§ **What the exercise asks**
Wherever a line holds the string "könnte", copy that line.

Rows from a dataset
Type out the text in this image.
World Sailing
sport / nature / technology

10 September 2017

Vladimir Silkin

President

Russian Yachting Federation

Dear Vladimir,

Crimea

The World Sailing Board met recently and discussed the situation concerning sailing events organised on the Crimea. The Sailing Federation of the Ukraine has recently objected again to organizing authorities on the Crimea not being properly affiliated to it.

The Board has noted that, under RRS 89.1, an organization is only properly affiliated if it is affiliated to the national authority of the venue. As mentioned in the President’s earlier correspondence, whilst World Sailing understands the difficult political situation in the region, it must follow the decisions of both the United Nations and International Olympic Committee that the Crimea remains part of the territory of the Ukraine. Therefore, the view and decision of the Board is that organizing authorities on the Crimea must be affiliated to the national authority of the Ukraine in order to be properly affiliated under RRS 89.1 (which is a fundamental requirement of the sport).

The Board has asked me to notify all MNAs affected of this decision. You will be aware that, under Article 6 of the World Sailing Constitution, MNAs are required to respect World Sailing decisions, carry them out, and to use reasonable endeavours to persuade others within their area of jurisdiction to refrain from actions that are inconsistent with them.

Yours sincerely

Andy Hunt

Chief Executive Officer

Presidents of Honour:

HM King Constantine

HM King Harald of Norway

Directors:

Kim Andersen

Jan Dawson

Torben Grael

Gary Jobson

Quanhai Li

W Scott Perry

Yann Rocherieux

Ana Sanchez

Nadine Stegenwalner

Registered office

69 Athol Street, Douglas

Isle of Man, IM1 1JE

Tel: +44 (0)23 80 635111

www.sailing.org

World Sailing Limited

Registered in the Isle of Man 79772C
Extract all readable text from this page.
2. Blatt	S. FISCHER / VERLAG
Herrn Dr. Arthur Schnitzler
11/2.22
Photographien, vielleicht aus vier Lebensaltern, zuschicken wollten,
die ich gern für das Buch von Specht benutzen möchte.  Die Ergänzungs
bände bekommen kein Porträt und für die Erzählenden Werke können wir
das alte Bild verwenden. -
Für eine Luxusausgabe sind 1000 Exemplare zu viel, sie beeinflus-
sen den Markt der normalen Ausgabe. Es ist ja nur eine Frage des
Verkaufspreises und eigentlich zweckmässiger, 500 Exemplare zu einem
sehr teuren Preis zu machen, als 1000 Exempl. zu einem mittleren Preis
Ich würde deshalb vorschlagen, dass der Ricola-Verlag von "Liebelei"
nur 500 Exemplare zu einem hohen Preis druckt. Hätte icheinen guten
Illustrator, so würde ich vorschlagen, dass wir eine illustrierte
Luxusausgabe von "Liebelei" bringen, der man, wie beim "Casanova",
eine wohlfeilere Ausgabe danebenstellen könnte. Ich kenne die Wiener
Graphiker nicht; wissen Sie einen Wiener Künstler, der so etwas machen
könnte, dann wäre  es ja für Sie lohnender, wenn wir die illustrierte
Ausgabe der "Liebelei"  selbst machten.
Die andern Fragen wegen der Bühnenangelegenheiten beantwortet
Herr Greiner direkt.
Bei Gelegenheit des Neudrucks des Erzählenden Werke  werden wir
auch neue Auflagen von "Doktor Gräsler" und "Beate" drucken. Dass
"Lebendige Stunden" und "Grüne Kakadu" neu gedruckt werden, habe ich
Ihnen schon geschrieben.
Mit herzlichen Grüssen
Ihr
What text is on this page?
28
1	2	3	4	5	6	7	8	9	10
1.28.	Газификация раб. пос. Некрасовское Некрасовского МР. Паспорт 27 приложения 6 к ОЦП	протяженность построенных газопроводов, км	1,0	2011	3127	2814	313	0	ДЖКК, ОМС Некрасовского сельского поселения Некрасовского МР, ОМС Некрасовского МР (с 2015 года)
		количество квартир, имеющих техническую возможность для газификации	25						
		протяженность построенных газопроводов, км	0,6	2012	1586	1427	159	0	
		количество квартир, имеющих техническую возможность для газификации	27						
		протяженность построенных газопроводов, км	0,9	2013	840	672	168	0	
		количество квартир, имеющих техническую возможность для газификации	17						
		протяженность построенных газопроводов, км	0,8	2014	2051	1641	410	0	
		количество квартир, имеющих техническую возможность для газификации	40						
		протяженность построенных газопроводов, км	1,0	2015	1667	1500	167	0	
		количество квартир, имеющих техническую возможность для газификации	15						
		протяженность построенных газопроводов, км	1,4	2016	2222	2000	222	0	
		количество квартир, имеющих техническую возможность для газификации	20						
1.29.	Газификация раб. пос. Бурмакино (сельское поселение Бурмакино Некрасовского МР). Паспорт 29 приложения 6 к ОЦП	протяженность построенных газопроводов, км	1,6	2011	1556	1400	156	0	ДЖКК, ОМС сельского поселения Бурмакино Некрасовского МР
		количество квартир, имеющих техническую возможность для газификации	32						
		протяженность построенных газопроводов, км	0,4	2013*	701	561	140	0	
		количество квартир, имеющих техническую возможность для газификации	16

§ **Correct output**
eine wohlfeilere Ausgabe danebenstellen könnte. Ich kenne die Wiener
könnte, dann wäre  es ja für Sie lohnender, wenn wir die illustrierte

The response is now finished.